▸ Document passage:
—————
Image of a notebook with the text 2017 New Year’s Resolution

It’s the New Year, which for the majority of us means vowing to eat better, work out more, and save more money. But we might consider adding to this list the resolution to protect our hearing.

In 2016, we saw countless reports regarding the growing epidemic of hearing loss. The World Health Organization has warned us that billions of people are at risk from exposure to loud noise volumes at work, at home, and at play.

We also discovered that even teenagers are at risk, as the rate of hearing loss in teens is 30 percent higher than it was in the 1990s.

The truth is that our hearing can be harmed at work, while attending live shows, and even at home through the use of earbuds and headphones played at elevated volumes.

This year, let’s all get started on the right track by making some basic resolutions to protect and conserve our hearing health.

1. Know how loud is too loud

First, how loud is too loud, and how can you know when your hearing is at risk?

To begin with, sound is measured in units called decibels. As the decibel level increases, the intensity level of the sound increases along with the risk of hearing injury.

Here’s a list of sounds with their corresponding decibel levels. Remember that anything above 85 decibels can potentially damage your hearing with repeated exposure.
—————
▸ Data for review:
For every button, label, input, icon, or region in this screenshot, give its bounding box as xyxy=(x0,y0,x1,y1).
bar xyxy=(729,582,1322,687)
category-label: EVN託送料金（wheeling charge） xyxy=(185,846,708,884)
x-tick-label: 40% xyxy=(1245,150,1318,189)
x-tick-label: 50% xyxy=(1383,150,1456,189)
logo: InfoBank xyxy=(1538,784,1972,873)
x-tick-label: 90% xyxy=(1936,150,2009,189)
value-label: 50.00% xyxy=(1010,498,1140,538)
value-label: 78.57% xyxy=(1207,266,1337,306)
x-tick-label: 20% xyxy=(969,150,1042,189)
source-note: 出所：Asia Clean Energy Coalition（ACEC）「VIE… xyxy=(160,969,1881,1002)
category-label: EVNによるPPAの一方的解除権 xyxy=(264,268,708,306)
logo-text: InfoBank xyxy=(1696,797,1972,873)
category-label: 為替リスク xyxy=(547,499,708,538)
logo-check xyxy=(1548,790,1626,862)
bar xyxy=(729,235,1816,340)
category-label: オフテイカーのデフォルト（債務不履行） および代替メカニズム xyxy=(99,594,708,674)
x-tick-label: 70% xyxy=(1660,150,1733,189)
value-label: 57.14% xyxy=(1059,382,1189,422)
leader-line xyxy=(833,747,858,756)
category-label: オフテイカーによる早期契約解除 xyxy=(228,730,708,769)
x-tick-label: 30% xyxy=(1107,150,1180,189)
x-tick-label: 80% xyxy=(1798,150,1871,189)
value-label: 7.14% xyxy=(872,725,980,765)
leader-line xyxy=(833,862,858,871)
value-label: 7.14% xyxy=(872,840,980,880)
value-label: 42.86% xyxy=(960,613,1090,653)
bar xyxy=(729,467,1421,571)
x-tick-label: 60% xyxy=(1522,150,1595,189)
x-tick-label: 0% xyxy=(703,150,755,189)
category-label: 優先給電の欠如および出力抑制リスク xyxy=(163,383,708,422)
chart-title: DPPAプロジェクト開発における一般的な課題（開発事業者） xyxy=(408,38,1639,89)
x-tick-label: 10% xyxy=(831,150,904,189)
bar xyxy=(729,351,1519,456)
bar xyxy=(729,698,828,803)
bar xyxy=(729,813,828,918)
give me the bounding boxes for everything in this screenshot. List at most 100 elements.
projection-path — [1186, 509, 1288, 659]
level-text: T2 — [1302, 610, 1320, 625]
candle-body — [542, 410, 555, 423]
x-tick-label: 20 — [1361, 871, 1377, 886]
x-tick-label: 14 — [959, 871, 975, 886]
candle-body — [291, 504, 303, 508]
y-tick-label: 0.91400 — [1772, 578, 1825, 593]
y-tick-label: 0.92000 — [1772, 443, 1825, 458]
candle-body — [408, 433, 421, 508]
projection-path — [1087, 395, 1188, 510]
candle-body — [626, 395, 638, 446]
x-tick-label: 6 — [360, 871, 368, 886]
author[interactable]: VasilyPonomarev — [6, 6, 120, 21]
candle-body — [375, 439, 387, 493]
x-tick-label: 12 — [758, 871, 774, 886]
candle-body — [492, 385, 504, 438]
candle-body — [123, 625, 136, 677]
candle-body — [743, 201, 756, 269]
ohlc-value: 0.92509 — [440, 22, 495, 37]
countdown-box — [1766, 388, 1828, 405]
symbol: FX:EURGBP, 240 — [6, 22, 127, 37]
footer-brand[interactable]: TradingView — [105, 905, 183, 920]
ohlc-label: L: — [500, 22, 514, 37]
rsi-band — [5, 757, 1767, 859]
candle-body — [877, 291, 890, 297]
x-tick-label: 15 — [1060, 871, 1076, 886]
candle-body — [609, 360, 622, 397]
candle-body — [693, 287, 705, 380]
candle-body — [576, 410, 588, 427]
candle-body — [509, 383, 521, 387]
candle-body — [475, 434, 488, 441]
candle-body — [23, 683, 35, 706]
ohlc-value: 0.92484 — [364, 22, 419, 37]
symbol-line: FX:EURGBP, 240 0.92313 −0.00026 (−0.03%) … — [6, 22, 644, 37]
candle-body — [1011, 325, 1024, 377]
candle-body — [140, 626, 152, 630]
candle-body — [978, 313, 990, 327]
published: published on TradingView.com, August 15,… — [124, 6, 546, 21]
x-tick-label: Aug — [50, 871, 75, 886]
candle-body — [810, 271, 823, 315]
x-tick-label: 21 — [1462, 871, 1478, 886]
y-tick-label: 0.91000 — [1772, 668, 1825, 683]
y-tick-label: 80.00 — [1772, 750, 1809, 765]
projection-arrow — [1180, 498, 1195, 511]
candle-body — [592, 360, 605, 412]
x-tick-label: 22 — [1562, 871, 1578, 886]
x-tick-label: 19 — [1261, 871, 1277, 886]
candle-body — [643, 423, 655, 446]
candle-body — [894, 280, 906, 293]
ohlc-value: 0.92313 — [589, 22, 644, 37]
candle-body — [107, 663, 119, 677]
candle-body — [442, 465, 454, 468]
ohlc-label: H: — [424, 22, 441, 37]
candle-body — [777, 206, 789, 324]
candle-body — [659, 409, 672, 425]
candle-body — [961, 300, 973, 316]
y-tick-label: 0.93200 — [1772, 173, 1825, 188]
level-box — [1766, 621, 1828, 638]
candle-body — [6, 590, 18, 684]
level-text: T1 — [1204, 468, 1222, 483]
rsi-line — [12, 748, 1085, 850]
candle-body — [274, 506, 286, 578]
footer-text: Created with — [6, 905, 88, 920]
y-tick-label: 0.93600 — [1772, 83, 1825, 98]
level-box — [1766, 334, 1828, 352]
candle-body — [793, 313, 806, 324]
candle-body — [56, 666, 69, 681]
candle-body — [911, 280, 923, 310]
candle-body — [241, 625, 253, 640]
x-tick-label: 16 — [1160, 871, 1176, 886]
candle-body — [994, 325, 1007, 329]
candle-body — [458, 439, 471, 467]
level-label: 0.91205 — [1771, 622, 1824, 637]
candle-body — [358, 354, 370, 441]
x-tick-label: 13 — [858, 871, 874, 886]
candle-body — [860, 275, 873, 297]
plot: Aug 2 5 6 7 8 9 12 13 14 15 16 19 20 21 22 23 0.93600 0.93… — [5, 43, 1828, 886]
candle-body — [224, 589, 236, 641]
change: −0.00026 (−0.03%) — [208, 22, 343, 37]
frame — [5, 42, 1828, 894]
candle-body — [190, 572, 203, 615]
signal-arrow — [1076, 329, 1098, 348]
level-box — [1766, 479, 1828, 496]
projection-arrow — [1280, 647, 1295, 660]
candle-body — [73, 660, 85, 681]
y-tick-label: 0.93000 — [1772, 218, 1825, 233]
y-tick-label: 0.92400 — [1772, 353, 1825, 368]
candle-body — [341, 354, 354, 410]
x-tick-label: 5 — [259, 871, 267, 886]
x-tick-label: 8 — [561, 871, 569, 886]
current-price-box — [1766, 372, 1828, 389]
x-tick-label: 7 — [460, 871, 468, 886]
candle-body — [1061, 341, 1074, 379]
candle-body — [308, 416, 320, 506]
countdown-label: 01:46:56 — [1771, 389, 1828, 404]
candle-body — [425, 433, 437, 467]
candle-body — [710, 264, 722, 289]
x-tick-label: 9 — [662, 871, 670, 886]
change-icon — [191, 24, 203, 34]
—————
▸ Problem 1:
Reproduce this portion of the hearing-protection resolution article verbatim: begin at the words "It’s the New" and stop after the words "our hearing health.".
▸ Problem 2:
Pick up the hearing-protection resolution article after its last sentence and keep writing it.

▸ Written answer 1:
It’s the New Year, which for the majority of us means vowing to eat better, work out more, and save more money. But we might consider adding to this list the resolution to protect our hearing.

In 2016, we saw countless reports regarding the growing epidemic of hearing loss. The World Health Organization has warned us that billions of people are at risk from exposure to loud noise volumes at work, at home, and at play.

We also discovered that even teenagers are at risk, as the rate of hearing loss in teens is 30 percent higher than it was in the 1990s.

The truth is that our hearing can be harmed at work, while attending live shows, and even at home through the use of earbuds and headphones played at elevated volumes.

This year, let’s all get started on the right track by making some basic resolutions to protect and conserve our hearing health.

▸ Written answer 2:
  • Whisper in a quiet library – 30 decibels (dB)
  • Normal conversation – 60 dB
  • City traffic – 85 dB
  • Jackhammer at 50 feet – 95 dB
  • Motorcycle – 100 dB
  • Music player at maximum volume – 100+ dB
  • Power saw at three feet – 110 dB
  • Loud rock concert – 115 dB
  • 12-Gauge Shotgun Blast – 165 dB

Remember that with the decibel scale, a 10 dB increase is perceived by the human ear as being two times as loud. This means that a rock concert at 110 dB is 32 times louder than a normal conversation at 60 dB.

2. Protect your ears

Hearing damage is influenced by three factors: 1) the volume or intensity of the sound, 2) the period of time subjected to the sound, and 3) the distance between your ears and the sound source.

That means, in general, there are three ways you can guard against hearing damage from direct exposure to loud noise:

  1. Limit the volume with the use of earplugs (or by decreasing the volume on an mp3 player).
  2. Limit the time of exposure to the noise either by avoiding it or by taking rest breaks.
  3. Increase the distance from the sound source as far as possible (for example, not standing directly in front of the speakers during a rock concert).

The following are some other tips to protect your hearing:

  • Employ the 60/60 rule when listening to music on a mobile device—listen for no more than 60 minutes at 60 percent of the max volume.
  • Consult with your employer about its hearing protection programs if you work in an at-risk profession.
  • Use hearing protection at noisy locations and during loud activities. Budget friendly foam earplugs are available at your local pharmacy, and custom made earplugs are available from your local hearing professional.
  • Invest in noise-cancelling headphones. These headphones block external sound so you can listen to the music at reduced volumes.
  • Invest in musicians plugs, a special type of earplug that decreases volume without generating the muffled sound of foam earplugs.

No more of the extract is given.